--- ENTRIES SUPPLIED ---
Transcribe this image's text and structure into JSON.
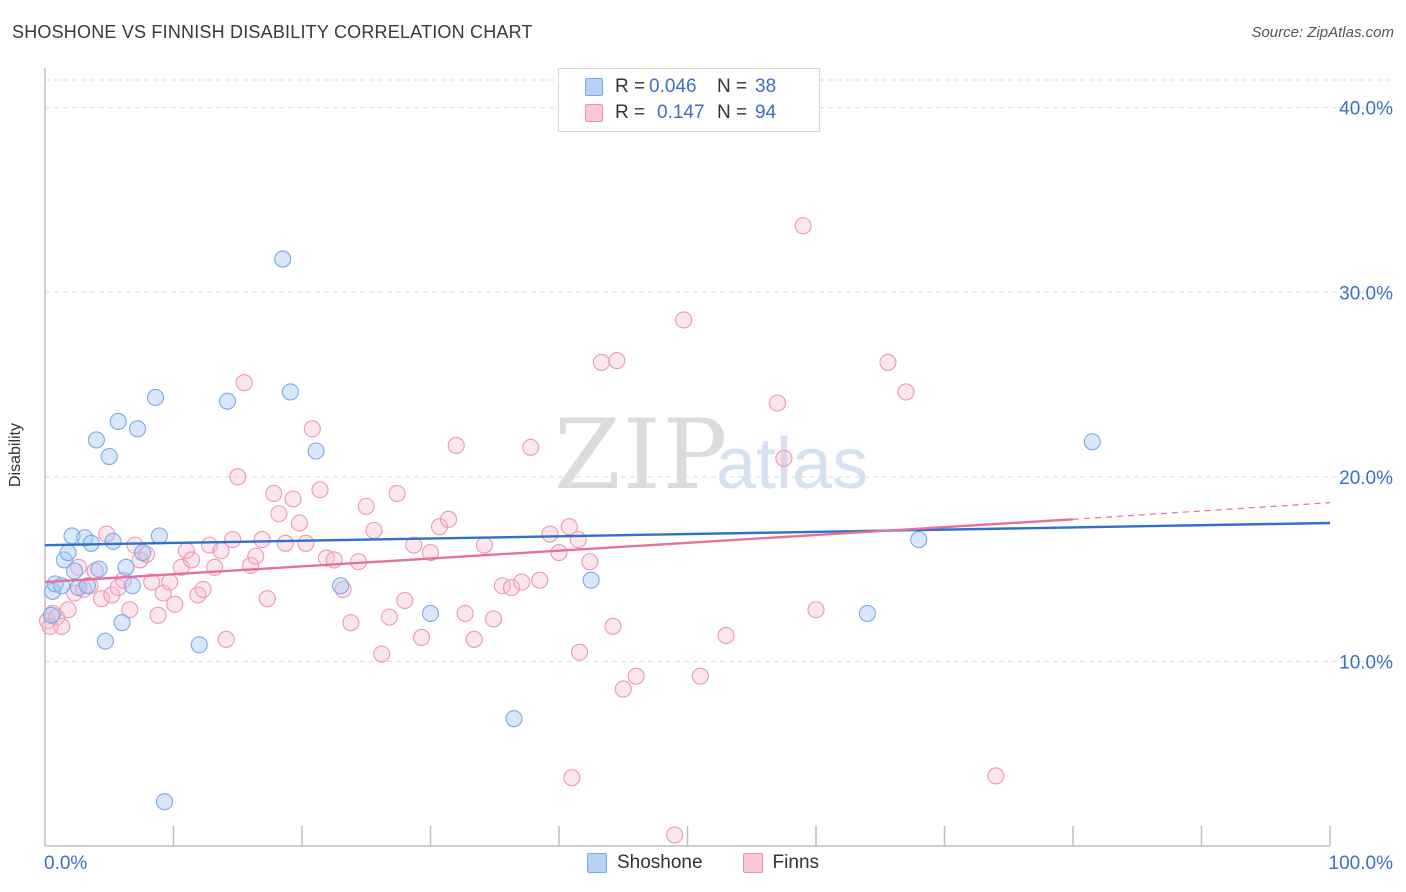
{
  "header": {
    "title": "SHOSHONE VS FINNISH DISABILITY CORRELATION CHART",
    "source": "Source: ZipAtlas.com"
  },
  "legend": {
    "rows": [
      {
        "r_label": "R =",
        "r_value": "0.046",
        "n_label": "N =",
        "n_value": "38"
      },
      {
        "r_label": "R =",
        "r_value": "0.147",
        "n_label": "N =",
        "n_value": "94"
      }
    ]
  },
  "bottom_legend": [
    "Shoshone",
    "Finns"
  ],
  "watermark": {
    "zip": "ZIP",
    "atlas": "atlas"
  },
  "chart_data": {
    "type": "scatter",
    "title": "SHOSHONE VS FINNISH DISABILITY CORRELATION CHART",
    "ylabel": "Disability",
    "xlabel": "",
    "xlim": [
      0,
      100
    ],
    "ylim": [
      0,
      41.5
    ],
    "x_tick_labels": [
      "0.0%",
      "100.0%"
    ],
    "y_ticks": [
      10,
      20,
      30,
      40
    ],
    "y_tick_labels": [
      "10.0%",
      "20.0%",
      "30.0%",
      "40.0%"
    ],
    "grid": "horizontal dashed",
    "legend_position": "top-center",
    "colors": {
      "shoshone": "#7aaae6",
      "finns": "#ee96b6",
      "shoshone_line": "#2f6fce",
      "finns_line": "#e5709a",
      "axis_text": "#3b6fc4"
    },
    "series": [
      {
        "name": "Shoshone",
        "r": 0.046,
        "n": 38,
        "trend": {
          "x": [
            0,
            100
          ],
          "y": [
            16.3,
            17.5
          ]
        },
        "points": [
          [
            0.5,
            12.5
          ],
          [
            0.6,
            13.8
          ],
          [
            0.8,
            14.2
          ],
          [
            1.3,
            14.1
          ],
          [
            1.5,
            15.5
          ],
          [
            1.8,
            15.9
          ],
          [
            2.1,
            16.8
          ],
          [
            2.3,
            14.9
          ],
          [
            2.6,
            14.0
          ],
          [
            3.1,
            16.7
          ],
          [
            3.3,
            14.1
          ],
          [
            3.6,
            16.4
          ],
          [
            4.0,
            22.0
          ],
          [
            4.2,
            15.0
          ],
          [
            4.7,
            11.1
          ],
          [
            5.0,
            21.1
          ],
          [
            5.3,
            16.5
          ],
          [
            5.7,
            23.0
          ],
          [
            6.0,
            12.1
          ],
          [
            6.3,
            15.1
          ],
          [
            6.8,
            14.1
          ],
          [
            7.2,
            22.6
          ],
          [
            7.6,
            15.9
          ],
          [
            8.6,
            24.3
          ],
          [
            8.9,
            16.8
          ],
          [
            9.3,
            2.4
          ],
          [
            12.0,
            10.9
          ],
          [
            14.2,
            24.1
          ],
          [
            18.5,
            31.8
          ],
          [
            19.1,
            24.6
          ],
          [
            21.1,
            21.4
          ],
          [
            23.0,
            14.1
          ],
          [
            30.0,
            12.6
          ],
          [
            36.5,
            6.9
          ],
          [
            42.5,
            14.4
          ],
          [
            64.0,
            12.6
          ],
          [
            68.0,
            16.6
          ],
          [
            81.5,
            21.9
          ]
        ]
      },
      {
        "name": "Finns",
        "r": 0.147,
        "n": 94,
        "trend": {
          "x": [
            0,
            80
          ],
          "y": [
            14.3,
            17.7
          ]
        },
        "trend_dashed": {
          "x": [
            80,
            100
          ],
          "y": [
            17.7,
            18.6
          ]
        },
        "points": [
          [
            0.2,
            12.2
          ],
          [
            0.4,
            11.9
          ],
          [
            0.6,
            12.6
          ],
          [
            0.9,
            12.4
          ],
          [
            1.3,
            11.9
          ],
          [
            1.8,
            12.8
          ],
          [
            2.3,
            13.7
          ],
          [
            2.6,
            15.1
          ],
          [
            3.0,
            13.9
          ],
          [
            3.5,
            14.1
          ],
          [
            3.9,
            14.9
          ],
          [
            4.4,
            13.4
          ],
          [
            4.8,
            16.9
          ],
          [
            5.2,
            13.6
          ],
          [
            5.7,
            14.0
          ],
          [
            6.1,
            14.4
          ],
          [
            6.6,
            12.8
          ],
          [
            7.0,
            16.3
          ],
          [
            7.4,
            15.5
          ],
          [
            7.9,
            15.8
          ],
          [
            8.3,
            14.3
          ],
          [
            8.8,
            12.5
          ],
          [
            9.2,
            13.7
          ],
          [
            9.7,
            14.3
          ],
          [
            10.1,
            13.1
          ],
          [
            10.6,
            15.1
          ],
          [
            11.0,
            16.0
          ],
          [
            11.4,
            15.5
          ],
          [
            11.9,
            13.6
          ],
          [
            12.3,
            13.9
          ],
          [
            12.8,
            16.3
          ],
          [
            13.2,
            15.1
          ],
          [
            13.7,
            16.0
          ],
          [
            14.1,
            11.2
          ],
          [
            14.6,
            16.6
          ],
          [
            15.0,
            20.0
          ],
          [
            15.5,
            25.1
          ],
          [
            16.0,
            15.2
          ],
          [
            16.4,
            15.7
          ],
          [
            16.9,
            16.6
          ],
          [
            17.3,
            13.4
          ],
          [
            17.8,
            19.1
          ],
          [
            18.2,
            18.0
          ],
          [
            18.7,
            16.4
          ],
          [
            19.3,
            18.8
          ],
          [
            19.8,
            17.5
          ],
          [
            20.3,
            16.4
          ],
          [
            20.8,
            22.6
          ],
          [
            21.4,
            19.3
          ],
          [
            21.9,
            15.6
          ],
          [
            22.5,
            15.5
          ],
          [
            23.2,
            13.9
          ],
          [
            23.8,
            12.1
          ],
          [
            24.4,
            15.4
          ],
          [
            25.0,
            18.4
          ],
          [
            25.6,
            17.1
          ],
          [
            26.2,
            10.4
          ],
          [
            26.8,
            12.4
          ],
          [
            27.4,
            19.1
          ],
          [
            28.0,
            13.3
          ],
          [
            28.7,
            16.3
          ],
          [
            29.3,
            11.3
          ],
          [
            30.0,
            15.9
          ],
          [
            30.7,
            17.3
          ],
          [
            31.4,
            17.7
          ],
          [
            32.0,
            21.7
          ],
          [
            32.7,
            12.6
          ],
          [
            33.4,
            11.2
          ],
          [
            34.2,
            16.3
          ],
          [
            34.9,
            12.3
          ],
          [
            35.6,
            14.1
          ],
          [
            36.3,
            14.0
          ],
          [
            37.1,
            14.3
          ],
          [
            37.8,
            21.6
          ],
          [
            38.5,
            14.4
          ],
          [
            39.3,
            16.9
          ],
          [
            40.0,
            15.9
          ],
          [
            40.8,
            17.3
          ],
          [
            41.5,
            16.6
          ],
          [
            42.4,
            15.4
          ],
          [
            43.3,
            26.2
          ],
          [
            44.2,
            11.9
          ],
          [
            45.0,
            8.5
          ],
          [
            46.0,
            9.2
          ],
          [
            49.0,
            0.6
          ],
          [
            49.7,
            28.5
          ],
          [
            51.0,
            9.2
          ],
          [
            53.0,
            11.4
          ],
          [
            57.0,
            24.0
          ],
          [
            57.5,
            21.0
          ],
          [
            59.0,
            33.6
          ],
          [
            60.0,
            12.8
          ],
          [
            65.6,
            26.2
          ],
          [
            67.0,
            24.6
          ]
        ]
      }
    ],
    "extra_points_finns": [
      [
        41.6,
        10.5
      ],
      [
        41.0,
        3.7
      ],
      [
        44.5,
        26.3
      ],
      [
        74.0,
        3.8
      ]
    ]
  }
}
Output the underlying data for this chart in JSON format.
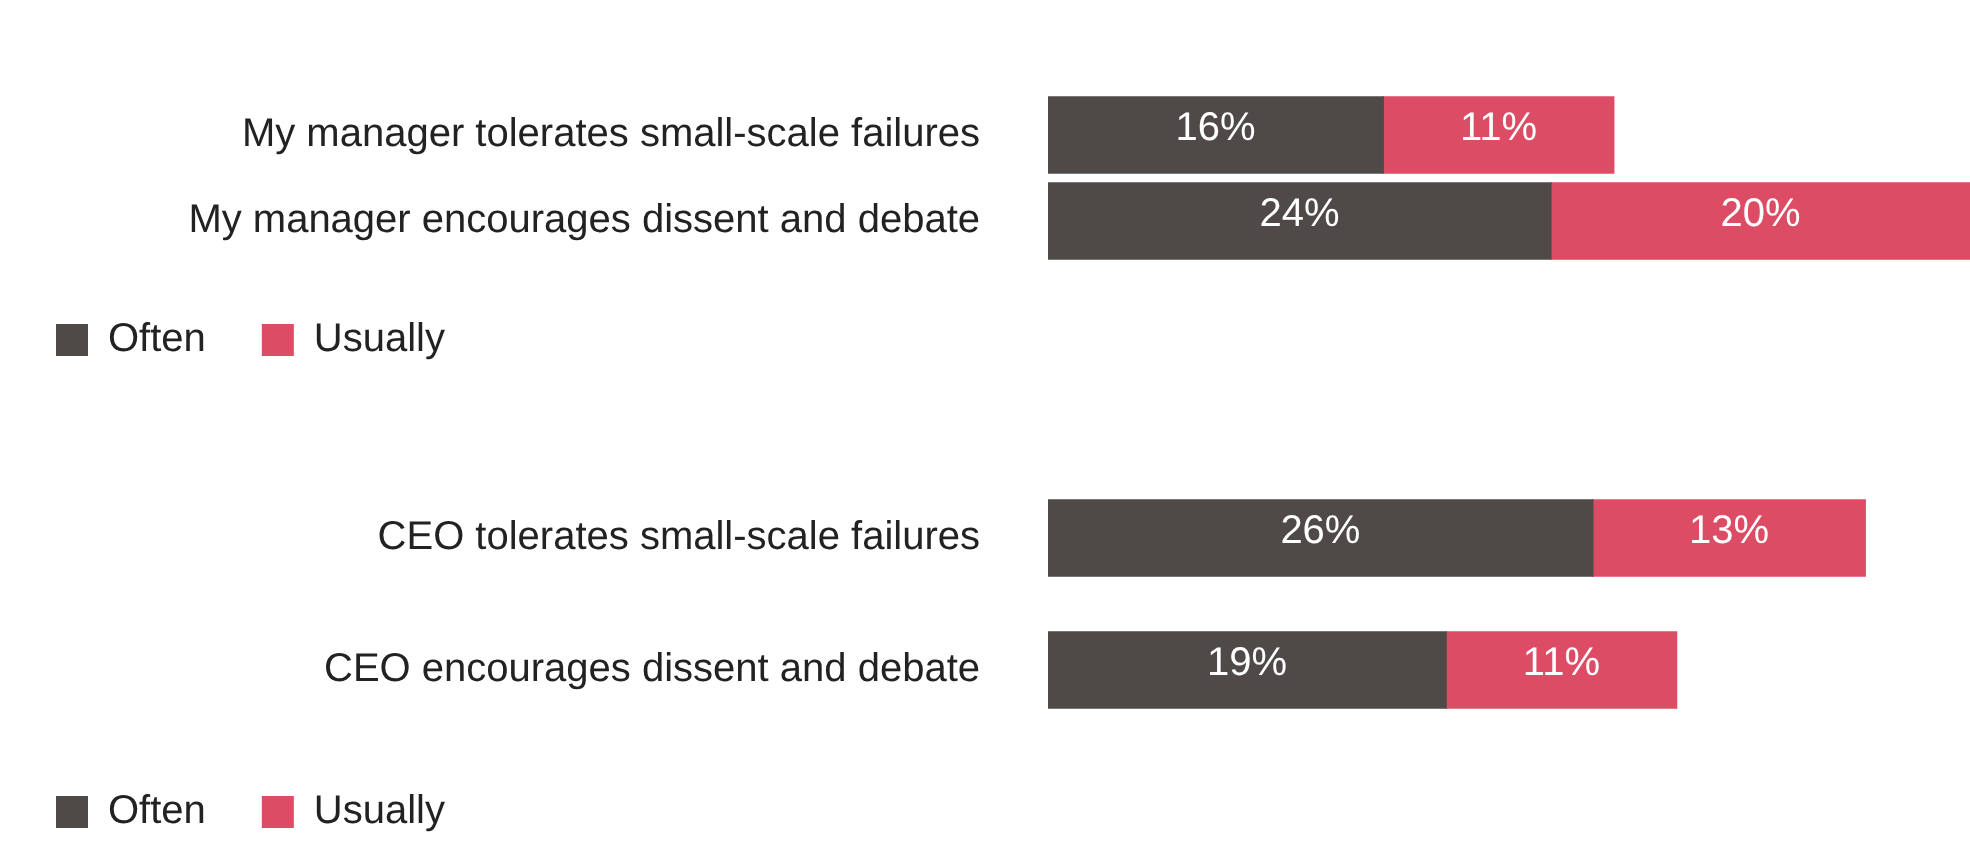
{
  "chart_data": [
    {
      "type": "bar",
      "orientation": "horizontal",
      "stacked": true,
      "categories": [
        "My manager tolerates small-scale failures",
        "My manager encourages dissent and debate"
      ],
      "tick_labels": "y",
      "legend": "bottom",
      "series": [
        {
          "name": "Often",
          "color": "#4f4a48",
          "values": [
            16,
            24
          ],
          "value_labels": [
            "16%",
            "24%"
          ]
        },
        {
          "name": "Usually",
          "color": "#dc4c64",
          "values": [
            11,
            20
          ],
          "value_labels": [
            "11%",
            "20%"
          ]
        }
      ]
    },
    {
      "type": "bar",
      "orientation": "horizontal",
      "stacked": true,
      "categories": [
        "CEO tolerates small-scale failures",
        "CEO encourages dissent and debate"
      ],
      "tick_labels": "y",
      "legend": "bottom",
      "series": [
        {
          "name": "Often",
          "color": "#4f4a48",
          "values": [
            26,
            19
          ],
          "value_labels": [
            "26%",
            "19%"
          ]
        },
        {
          "name": "Usually",
          "color": "#dc4c64",
          "values": [
            13,
            11
          ],
          "value_labels": [
            "13%",
            "11%"
          ]
        }
      ]
    }
  ]
}
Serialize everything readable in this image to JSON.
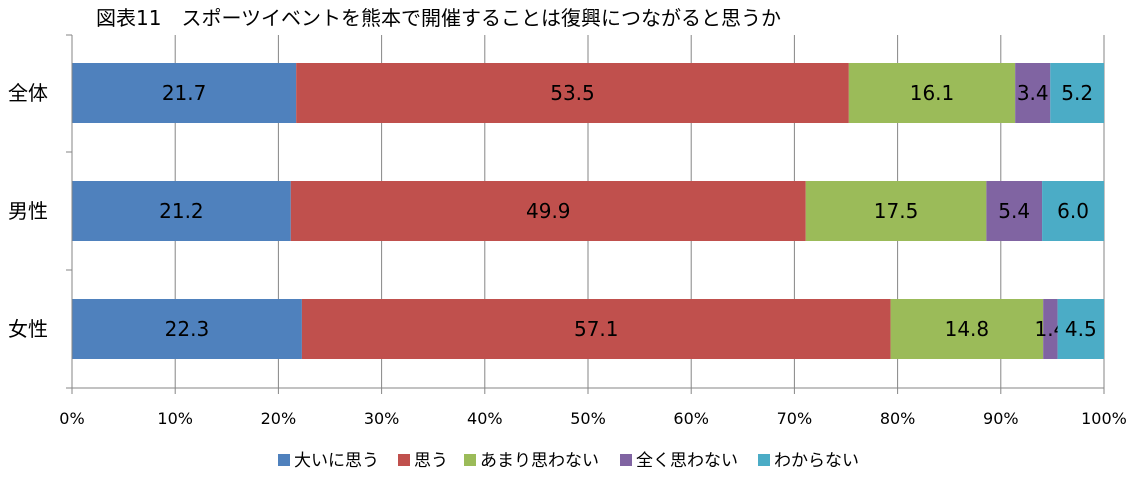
{
  "chart_data": {
    "type": "bar",
    "orientation": "horizontal",
    "stacked": "percent",
    "title": "図表11　スポーツイベントを熊本で開催することは復興につながると思うか",
    "categories": [
      "全体",
      "男性",
      "女性"
    ],
    "series": [
      {
        "name": "大いに思う",
        "color": "#4F81BD",
        "values": [
          21.7,
          21.2,
          22.3
        ]
      },
      {
        "name": "思う",
        "color": "#C0504D",
        "values": [
          53.5,
          49.9,
          57.1
        ]
      },
      {
        "name": "あまり思わない",
        "color": "#9BBB59",
        "values": [
          16.1,
          17.5,
          14.8
        ]
      },
      {
        "name": "全く思わない",
        "color": "#8064A2",
        "values": [
          3.4,
          5.4,
          1.4
        ]
      },
      {
        "name": "わからない",
        "color": "#4BACC6",
        "values": [
          5.2,
          6.0,
          4.5
        ]
      }
    ],
    "xlim": [
      0,
      100
    ],
    "xticks": [
      "0%",
      "10%",
      "20%",
      "30%",
      "40%",
      "50%",
      "60%",
      "70%",
      "80%",
      "90%",
      "100%"
    ],
    "grid": true,
    "legend": "bottom",
    "data_labels": true
  }
}
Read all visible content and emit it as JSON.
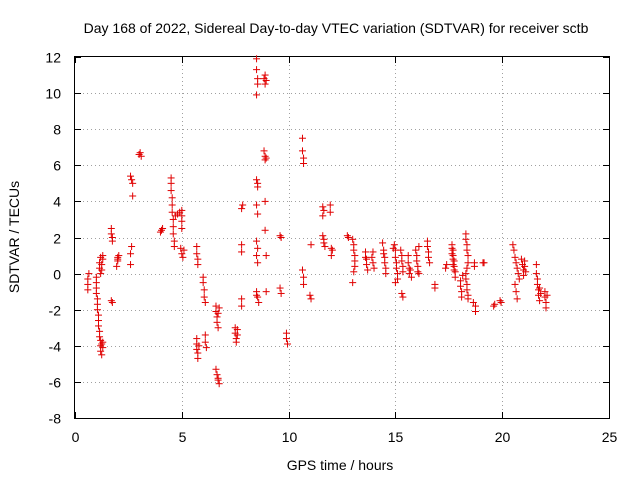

--- OBJECTIVE ---
Work through the data and report how many of its lines hold the word "this", giving only the figure.

--- SOLUTION BELOW ---
3